## Set problem
Leave the pictures aside and write out exactly every line from the one containing "Convert this document image to plain text." through the last line.

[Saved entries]
** START **

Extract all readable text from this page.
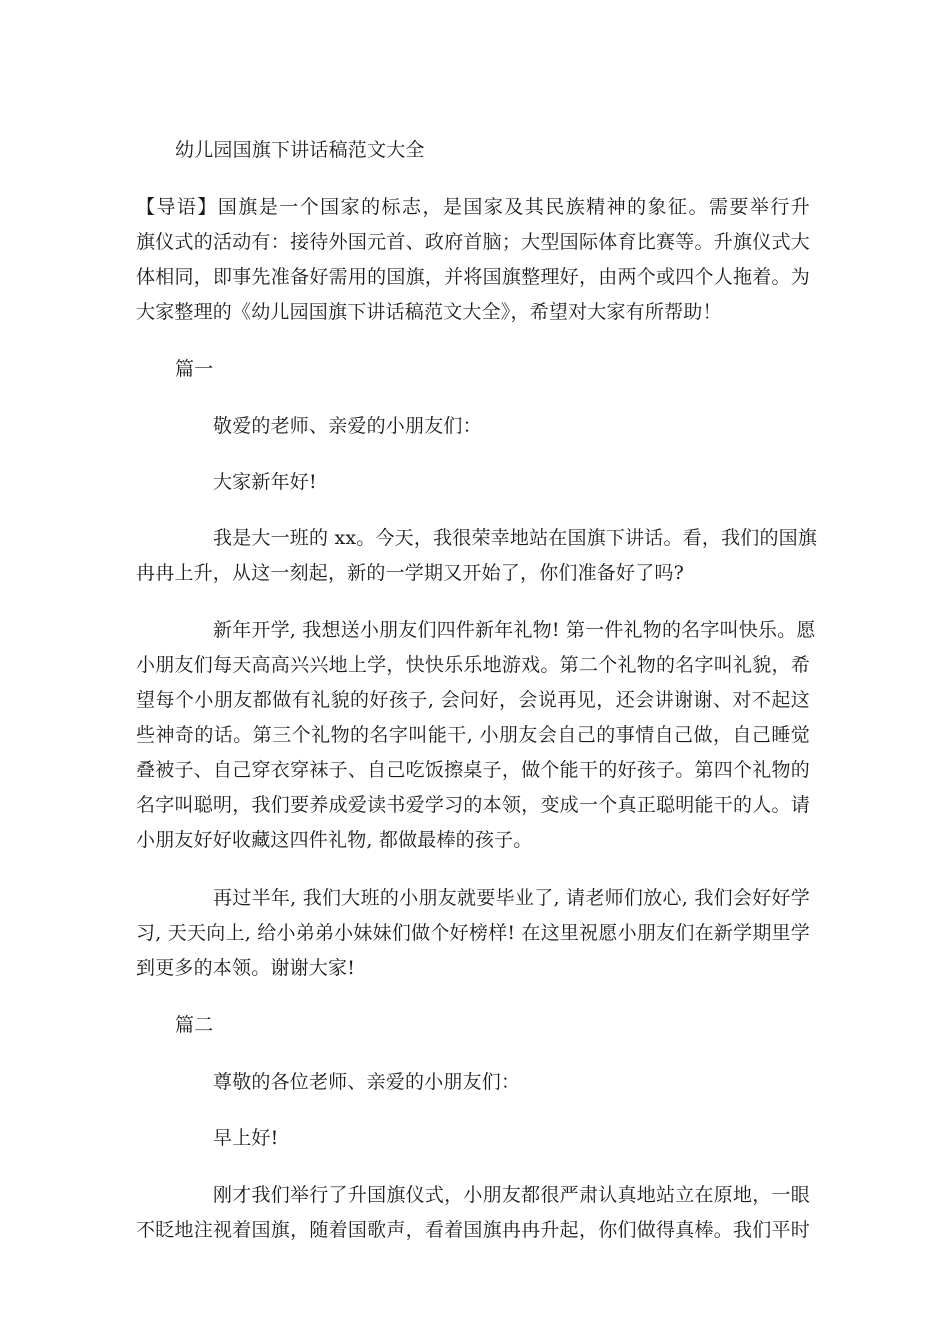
幼儿园国旗下讲话稿范文大全
【导语】国旗是一个国家的标志，是国家及其民族精神的象征。需要举行升
旗仪式的活动有：接待外国元首、政府首脑；大型国际体育比赛等。升旗仪式大
体相同，即事先准备好需用的国旗，并将国旗整理好，由两个或四个人拖着。为
大家整理的《幼儿园国旗下讲话稿范文大全》，希望对大家有所帮助！
篇一
敬爱的老师、亲爱的小朋友们：
大家新年好!
我是大一班的 xx。今天，我很荣幸地站在国旗下讲话。看，我们的国旗
冉冉上升，从这一刻起，新的一学期又开始了，你们准备好了吗?
新年开学, 我想送小朋友们四件新年礼物! 第一件礼物的名字叫快乐。愿
小朋友们每天高高兴兴地上学，快快乐乐地游戏。第二个礼物的名字叫礼貌，希
望每个小朋友都做有礼貌的好孩子, 会问好，会说再见，还会讲谢谢、对不起这
些神奇的话。第三个礼物的名字叫能干, 小朋友会自己的事情自己做，自己睡觉
叠被子、自己穿衣穿袜子、自己吃饭擦桌子，做个能干的好孩子。第四个礼物的
名字叫聪明，我们要养成爱读书爱学习的本领，变成一个真正聪明能干的人。请
小朋友好好收藏这四件礼物, 都做最棒的孩子。
再过半年, 我们大班的小朋友就要毕业了, 请老师们放心, 我们会好好学
习, 天天向上, 给小弟弟小妹妹们做个好榜样! 在这里祝愿小朋友们在新学期里学
到更多的本领。谢谢大家!
篇二
尊敬的各位老师、亲爱的小朋友们：
早上好!
刚才我们举行了升国旗仪式，小朋友都很严肃认真地站立在原地，一眼
不眨地注视着国旗，随着国歌声，看着国旗冉冉升起，你们做得真棒。我们平时
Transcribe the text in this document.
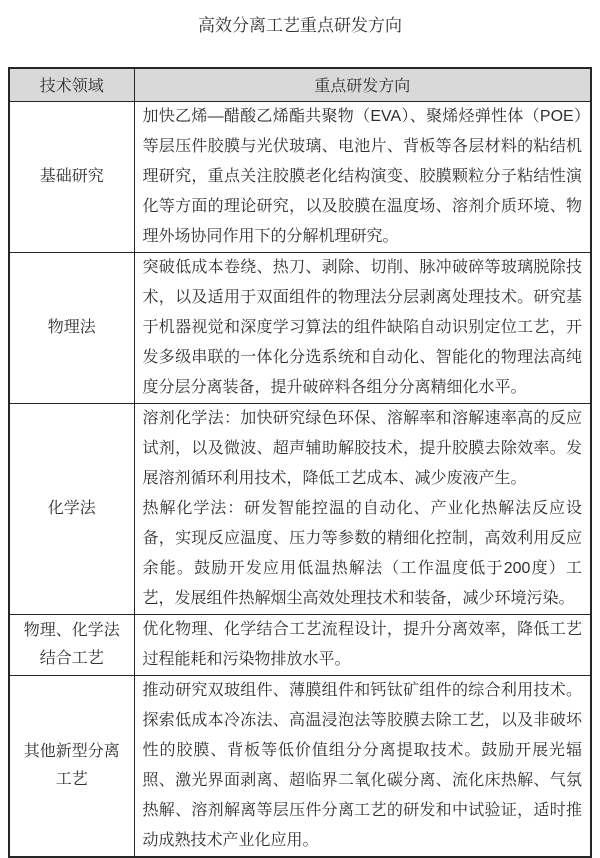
高效分离工艺重点研发方向
技术领域	重点研发方向
基础研究	加快乙烯—醋酸乙烯酯共聚物（EVA）、聚烯烃弹性体（POE）等层压件胶膜与光伏玻璃、电池片、背板等各层材料的粘结机理研究，重点关注胶膜老化结构演变、胶膜颗粒分子粘结性演化等方面的理论研究，以及胶膜在温度场、溶剂介质环境、物理外场协同作用下的分解机理研究。

物理法	突破低成本卷绕、热刀、剥除、切削、脉冲破碎等玻璃脱除技术，以及适用于双面组件的物理法分层剥离处理技术。研究基于机器视觉和深度学习算法的组件缺陷自动识别定位工艺，开发多级串联的一体化分选系统和自动化、智能化的物理法高纯度分层分离装备，提升破碎料各组分分离精细化水平。

化学法	溶剂化学法：加快研究绿色环保、溶解率和溶解速率高的反应试剂，以及微波、超声辅助解胶技术，提升胶膜去除效率。发展溶剂循环利用技术，降低工艺成本、减少废液产生。

热解化学法：研发智能控温的自动化、产业化热解法反应设备，实现反应温度、压力等参数的精细化控制，高效利用反应余能。鼓励开发应用低温热解法（工作温度低于200度）工艺，发展组件热解烟尘高效处理技术和装备，减少环境污染。

物理、化学法结合工艺	优化物理、化学结合工艺流程设计，提升分离效率，降低工艺过程能耗和污染物排放水平。

其他新型分离工艺	推动研究双玻组件、薄膜组件和钙钛矿组件的综合利用技术。探索低成本冷冻法、高温浸泡法等胶膜去除工艺，以及非破坏性的胶膜、背板等低价值组分分离提取技术。鼓励开展光辐照、激光界面剥离、超临界二氧化碳分离、流化床热解、气氛热解、溶剂解离等层压件分离工艺的研发和中试验证，适时推动成熟技术产业化应用。
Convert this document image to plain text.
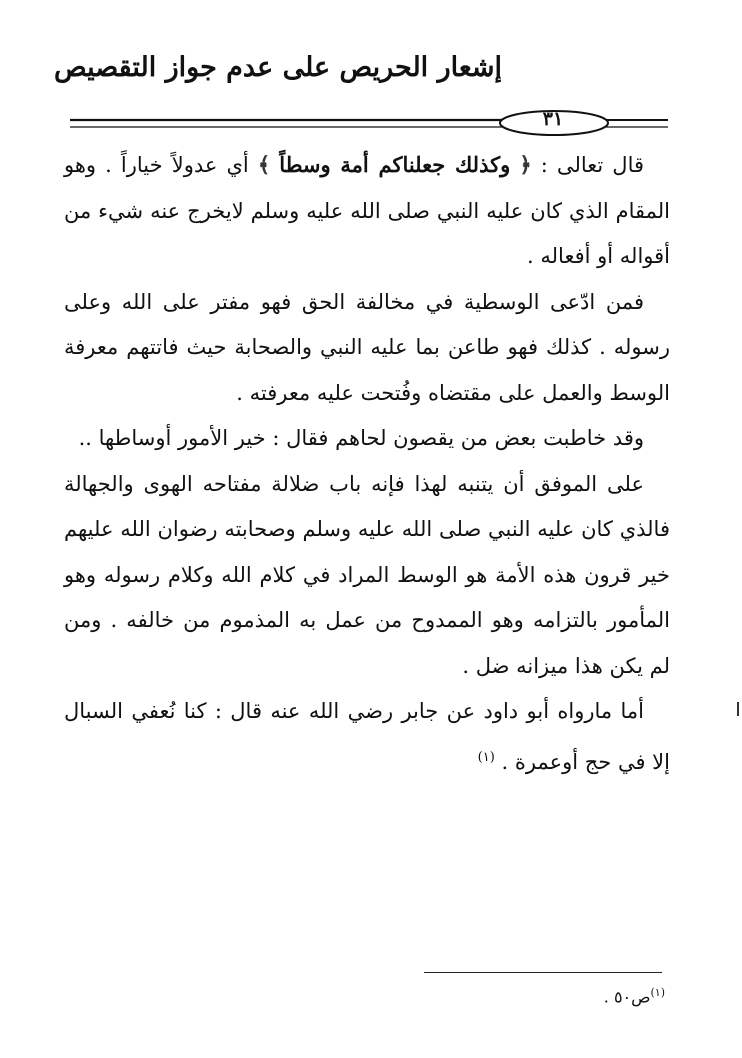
إشعار الحريص على عدم جواز التقصيص
٣١

قال تعالى : ﴿ وكذلك جعلناكم أمة وسطاً ﴾ أي عدولاً خياراً . وهو المقام الذي كان عليه النبي صلى الله عليه وسلم لايخرج عنه شيء من أقواله أو أفعاله .

فمن ادّعى الوسطية في مخالفة الحق فهو مفتر على الله وعلى رسوله . كذلك فهو طاعن بما عليه النبي والصحابة حيث فاتتهم معرفة الوسط والعمل على مقتضاه وفُتحت عليه معرفته .

وقد خاطبت بعض من يقصون لحاهم فقال : خير الأمور أوساطها ..

على الموفق أن يتنبه لهذا فإنه باب ضلالة مفتاحه الهوى والجهالة فالذي كان عليه النبي صلى الله عليه وسلم وصحابته رضوان الله عليهم خير قرون هذه الأمة هو الوسط المراد في كلام الله وكلام رسوله وهو المأمور بالتزامه وهو الممدوح من عمل به المذموم من خالفه . ومن لم يكن هذا ميزانه ضل .

أما مارواه أبو داود عن جابر رضي الله عنه قال : كنا نُعفي السبال إلا في حج أوعمرة . $^{(١)}$

$^{(١)}$ص٥٠ .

** END **

## Answer to the problem
Convert this document image to plain text.
إشعار الحريص على عدم جواز التقصيص
٣١

قال تعالى : ﴿ وكذلك جعلناكم أمة وسطاً ﴾ أي عدولاً خياراً . وهو المقام الذي كان عليه النبي صلى الله عليه وسلم لايخرج عنه شيء من أقواله أو أفعاله .

فمن ادّعى الوسطية في مخالفة الحق فهو مفتر على الله وعلى رسوله . كذلك فهو طاعن بما عليه النبي والصحابة حيث فاتتهم معرفة الوسط والعمل على مقتضاه وفُتحت عليه معرفته .

وقد خاطبت بعض من يقصون لحاهم فقال : خير الأمور أوساطها ..

على الموفق أن يتنبه لهذا فإنه باب ضلالة مفتاحه الهوى والجهالة فالذي كان عليه النبي صلى الله عليه وسلم وصحابته رضوان الله عليهم خير قرون هذه الأمة هو الوسط المراد في كلام الله وكلام رسوله وهو المأمور بالتزامه وهو الممدوح من عمل به المذموم من خالفه . ومن لم يكن هذا ميزانه ضل .

أما مارواه أبو داود عن جابر رضي الله عنه قال : كنا نُعفي السبال إلا في حج أوعمرة . $^{(١)}$

$^{(١)}$ص٥٠ .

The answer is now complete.